#### Brief
Only a number is wanted: how many lines of the entries include the string "SISH"?

#### Records for this task

● ● ● ● ●

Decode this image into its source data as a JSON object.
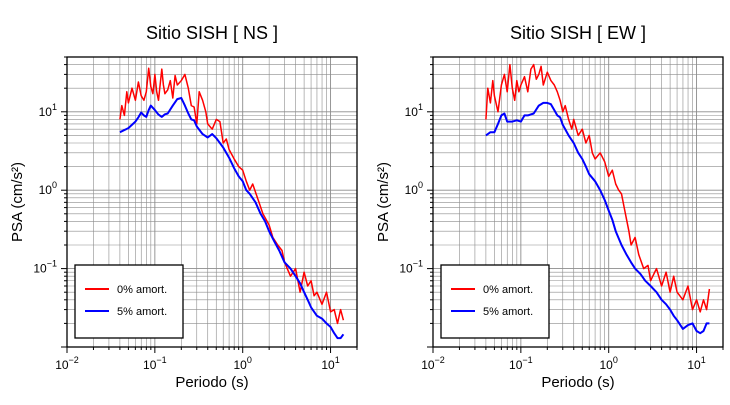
{
  "chart_data": [
    {
      "type": "line",
      "title": "Sitio SISH [ NS ]",
      "xlabel": "Periodo (s)",
      "ylabel": "PSA (cm/s²)",
      "xscale": "log",
      "yscale": "log",
      "xlim": [
        0.01,
        20
      ],
      "ylim": [
        0.01,
        50
      ],
      "xticks": [
        0.01,
        0.1,
        1,
        10
      ],
      "xtick_labels": [
        {
          "base": "10",
          "exp": "−2"
        },
        {
          "base": "10",
          "exp": "−1"
        },
        {
          "base": "10",
          "exp": "0"
        },
        {
          "base": "10",
          "exp": "1"
        }
      ],
      "yticks": [
        0.1,
        1,
        10
      ],
      "ytick_labels": [
        {
          "base": "10",
          "exp": "−1"
        },
        {
          "base": "10",
          "exp": "0"
        },
        {
          "base": "10",
          "exp": "1"
        }
      ],
      "grid": true,
      "legend_position": "bottom-left",
      "series": [
        {
          "name": "0% amort.",
          "color": "#ff0000",
          "points": [
            [
              0.04,
              8.0
            ],
            [
              0.042,
              12.0
            ],
            [
              0.045,
              9.0
            ],
            [
              0.048,
              18.0
            ],
            [
              0.05,
              13.0
            ],
            [
              0.055,
              20.0
            ],
            [
              0.06,
              14.0
            ],
            [
              0.065,
              24.0
            ],
            [
              0.07,
              16.0
            ],
            [
              0.075,
              14.0
            ],
            [
              0.08,
              18.0
            ],
            [
              0.085,
              36.0
            ],
            [
              0.09,
              21.0
            ],
            [
              0.095,
              17.0
            ],
            [
              0.1,
              30.0
            ],
            [
              0.105,
              18.0
            ],
            [
              0.11,
              14.0
            ],
            [
              0.12,
              35.0
            ],
            [
              0.125,
              22.0
            ],
            [
              0.13,
              17.0
            ],
            [
              0.14,
              19.0
            ],
            [
              0.15,
              25.0
            ],
            [
              0.16,
              15.0
            ],
            [
              0.17,
              29.0
            ],
            [
              0.18,
              22.0
            ],
            [
              0.2,
              25.0
            ],
            [
              0.22,
              30.0
            ],
            [
              0.24,
              20.0
            ],
            [
              0.26,
              12.0
            ],
            [
              0.28,
              11.5
            ],
            [
              0.3,
              7.0
            ],
            [
              0.32,
              18.0
            ],
            [
              0.35,
              14.0
            ],
            [
              0.38,
              10.0
            ],
            [
              0.4,
              7.0
            ],
            [
              0.45,
              6.0
            ],
            [
              0.5,
              8.0
            ],
            [
              0.55,
              7.5
            ],
            [
              0.6,
              4.0
            ],
            [
              0.65,
              4.5
            ],
            [
              0.7,
              3.3
            ],
            [
              0.8,
              2.5
            ],
            [
              0.9,
              2.0
            ],
            [
              1.0,
              1.8
            ],
            [
              1.1,
              1.3
            ],
            [
              1.2,
              1.0
            ],
            [
              1.3,
              1.2
            ],
            [
              1.5,
              0.75
            ],
            [
              1.7,
              0.5
            ],
            [
              2.0,
              0.36
            ],
            [
              2.2,
              0.25
            ],
            [
              2.5,
              0.2
            ],
            [
              2.8,
              0.17
            ],
            [
              3.0,
              0.12
            ],
            [
              3.5,
              0.08
            ],
            [
              4.0,
              0.1
            ],
            [
              4.5,
              0.05
            ],
            [
              5.0,
              0.09
            ],
            [
              5.5,
              0.06
            ],
            [
              6.0,
              0.07
            ],
            [
              6.5,
              0.045
            ],
            [
              7.0,
              0.05
            ],
            [
              8.0,
              0.035
            ],
            [
              9.0,
              0.05
            ],
            [
              10.0,
              0.028
            ],
            [
              11.0,
              0.03
            ],
            [
              12.0,
              0.02
            ],
            [
              13.0,
              0.03
            ],
            [
              14.0,
              0.022
            ]
          ]
        },
        {
          "name": "5% amort.",
          "color": "#0000ff",
          "points": [
            [
              0.04,
              5.5
            ],
            [
              0.05,
              6.2
            ],
            [
              0.06,
              7.5
            ],
            [
              0.065,
              8.5
            ],
            [
              0.07,
              9.8
            ],
            [
              0.075,
              9.0
            ],
            [
              0.08,
              8.6
            ],
            [
              0.085,
              10.5
            ],
            [
              0.09,
              12.0
            ],
            [
              0.1,
              10.5
            ],
            [
              0.11,
              9.2
            ],
            [
              0.12,
              8.6
            ],
            [
              0.13,
              9.3
            ],
            [
              0.14,
              9.5
            ],
            [
              0.16,
              12.0
            ],
            [
              0.18,
              14.5
            ],
            [
              0.2,
              15.0
            ],
            [
              0.22,
              12.0
            ],
            [
              0.24,
              9.5
            ],
            [
              0.26,
              8.0
            ],
            [
              0.28,
              7.8
            ],
            [
              0.3,
              6.5
            ],
            [
              0.35,
              5.2
            ],
            [
              0.4,
              4.7
            ],
            [
              0.45,
              5.2
            ],
            [
              0.5,
              4.6
            ],
            [
              0.55,
              4.0
            ],
            [
              0.6,
              3.5
            ],
            [
              0.7,
              2.6
            ],
            [
              0.8,
              1.9
            ],
            [
              0.9,
              1.5
            ],
            [
              1.0,
              1.3
            ],
            [
              1.1,
              1.0
            ],
            [
              1.2,
              0.9
            ],
            [
              1.4,
              0.7
            ],
            [
              1.6,
              0.5
            ],
            [
              1.8,
              0.4
            ],
            [
              2.0,
              0.3
            ],
            [
              2.3,
              0.22
            ],
            [
              2.6,
              0.17
            ],
            [
              3.0,
              0.12
            ],
            [
              3.5,
              0.1
            ],
            [
              4.0,
              0.08
            ],
            [
              4.5,
              0.065
            ],
            [
              5.0,
              0.05
            ],
            [
              5.5,
              0.04
            ],
            [
              6.0,
              0.032
            ],
            [
              7.0,
              0.025
            ],
            [
              8.0,
              0.023
            ],
            [
              9.0,
              0.02
            ],
            [
              10.0,
              0.018
            ],
            [
              11.0,
              0.015
            ],
            [
              12.0,
              0.013
            ],
            [
              13.0,
              0.013
            ],
            [
              14.0,
              0.0145
            ]
          ]
        }
      ]
    },
    {
      "type": "line",
      "title": "Sitio SISH [ EW ]",
      "xlabel": "Periodo (s)",
      "ylabel": "PSA (cm/s²)",
      "xscale": "log",
      "yscale": "log",
      "xlim": [
        0.01,
        20
      ],
      "ylim": [
        0.01,
        50
      ],
      "xticks": [
        0.01,
        0.1,
        1,
        10
      ],
      "xtick_labels": [
        {
          "base": "10",
          "exp": "−2"
        },
        {
          "base": "10",
          "exp": "−1"
        },
        {
          "base": "10",
          "exp": "0"
        },
        {
          "base": "10",
          "exp": "1"
        }
      ],
      "yticks": [
        0.1,
        1,
        10
      ],
      "ytick_labels": [
        {
          "base": "10",
          "exp": "−1"
        },
        {
          "base": "10",
          "exp": "0"
        },
        {
          "base": "10",
          "exp": "1"
        }
      ],
      "grid": true,
      "legend_position": "bottom-left",
      "series": [
        {
          "name": "0% amort.",
          "color": "#ff0000",
          "points": [
            [
              0.04,
              8.0
            ],
            [
              0.042,
              20.0
            ],
            [
              0.045,
              13.0
            ],
            [
              0.048,
              25.0
            ],
            [
              0.05,
              16.0
            ],
            [
              0.055,
              10.0
            ],
            [
              0.06,
              22.0
            ],
            [
              0.065,
              30.0
            ],
            [
              0.07,
              18.0
            ],
            [
              0.075,
              40.0
            ],
            [
              0.08,
              20.0
            ],
            [
              0.085,
              14.0
            ],
            [
              0.09,
              25.0
            ],
            [
              0.095,
              18.0
            ],
            [
              0.1,
              22.0
            ],
            [
              0.11,
              28.0
            ],
            [
              0.12,
              18.0
            ],
            [
              0.13,
              35.0
            ],
            [
              0.14,
              40.0
            ],
            [
              0.15,
              26.0
            ],
            [
              0.16,
              30.0
            ],
            [
              0.17,
              38.0
            ],
            [
              0.18,
              22.0
            ],
            [
              0.2,
              32.0
            ],
            [
              0.22,
              25.0
            ],
            [
              0.24,
              22.0
            ],
            [
              0.26,
              18.0
            ],
            [
              0.28,
              14.0
            ],
            [
              0.3,
              10.0
            ],
            [
              0.32,
              12.0
            ],
            [
              0.35,
              8.0
            ],
            [
              0.38,
              6.0
            ],
            [
              0.4,
              8.0
            ],
            [
              0.45,
              5.0
            ],
            [
              0.5,
              6.0
            ],
            [
              0.55,
              4.0
            ],
            [
              0.6,
              5.0
            ],
            [
              0.65,
              3.0
            ],
            [
              0.7,
              2.5
            ],
            [
              0.8,
              3.0
            ],
            [
              0.9,
              2.3
            ],
            [
              1.0,
              1.5
            ],
            [
              1.1,
              1.8
            ],
            [
              1.2,
              1.2
            ],
            [
              1.3,
              1.0
            ],
            [
              1.4,
              0.9
            ],
            [
              1.5,
              0.6
            ],
            [
              1.6,
              0.42
            ],
            [
              1.7,
              0.3
            ],
            [
              1.8,
              0.2
            ],
            [
              2.0,
              0.25
            ],
            [
              2.2,
              0.15
            ],
            [
              2.5,
              0.1
            ],
            [
              2.8,
              0.11
            ],
            [
              3.0,
              0.07
            ],
            [
              3.5,
              0.1
            ],
            [
              4.0,
              0.06
            ],
            [
              4.5,
              0.09
            ],
            [
              5.0,
              0.05
            ],
            [
              5.5,
              0.08
            ],
            [
              6.0,
              0.05
            ],
            [
              7.0,
              0.04
            ],
            [
              8.0,
              0.06
            ],
            [
              9.0,
              0.03
            ],
            [
              10.0,
              0.04
            ],
            [
              11.0,
              0.028
            ],
            [
              12.0,
              0.04
            ],
            [
              13.0,
              0.03
            ],
            [
              14.0,
              0.055
            ]
          ]
        },
        {
          "name": "5% amort.",
          "color": "#0000ff",
          "points": [
            [
              0.04,
              5.0
            ],
            [
              0.045,
              5.5
            ],
            [
              0.05,
              5.5
            ],
            [
              0.055,
              7.0
            ],
            [
              0.06,
              9.0
            ],
            [
              0.065,
              9.5
            ],
            [
              0.07,
              7.5
            ],
            [
              0.08,
              7.5
            ],
            [
              0.09,
              7.8
            ],
            [
              0.1,
              7.5
            ],
            [
              0.11,
              9.0
            ],
            [
              0.12,
              9.0
            ],
            [
              0.14,
              9.5
            ],
            [
              0.16,
              12.0
            ],
            [
              0.18,
              13.0
            ],
            [
              0.2,
              13.0
            ],
            [
              0.22,
              12.5
            ],
            [
              0.24,
              10.5
            ],
            [
              0.26,
              9.0
            ],
            [
              0.28,
              8.5
            ],
            [
              0.3,
              6.8
            ],
            [
              0.35,
              5.0
            ],
            [
              0.4,
              4.0
            ],
            [
              0.45,
              3.0
            ],
            [
              0.5,
              2.5
            ],
            [
              0.55,
              2.0
            ],
            [
              0.6,
              1.6
            ],
            [
              0.7,
              1.3
            ],
            [
              0.8,
              1.0
            ],
            [
              0.9,
              0.75
            ],
            [
              1.0,
              0.55
            ],
            [
              1.1,
              0.42
            ],
            [
              1.2,
              0.3
            ],
            [
              1.4,
              0.2
            ],
            [
              1.6,
              0.15
            ],
            [
              1.8,
              0.12
            ],
            [
              2.0,
              0.1
            ],
            [
              2.3,
              0.085
            ],
            [
              2.6,
              0.07
            ],
            [
              3.0,
              0.06
            ],
            [
              3.5,
              0.05
            ],
            [
              4.0,
              0.04
            ],
            [
              4.5,
              0.035
            ],
            [
              5.0,
              0.03
            ],
            [
              5.5,
              0.025
            ],
            [
              6.0,
              0.022
            ],
            [
              7.0,
              0.017
            ],
            [
              8.0,
              0.019
            ],
            [
              9.0,
              0.02
            ],
            [
              10.0,
              0.016
            ],
            [
              11.0,
              0.015
            ],
            [
              12.0,
              0.016
            ],
            [
              13.0,
              0.02
            ],
            [
              14.0,
              0.02
            ]
          ]
        }
      ]
    }
  ]
}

● ● ● ● ●

#### Complete response
2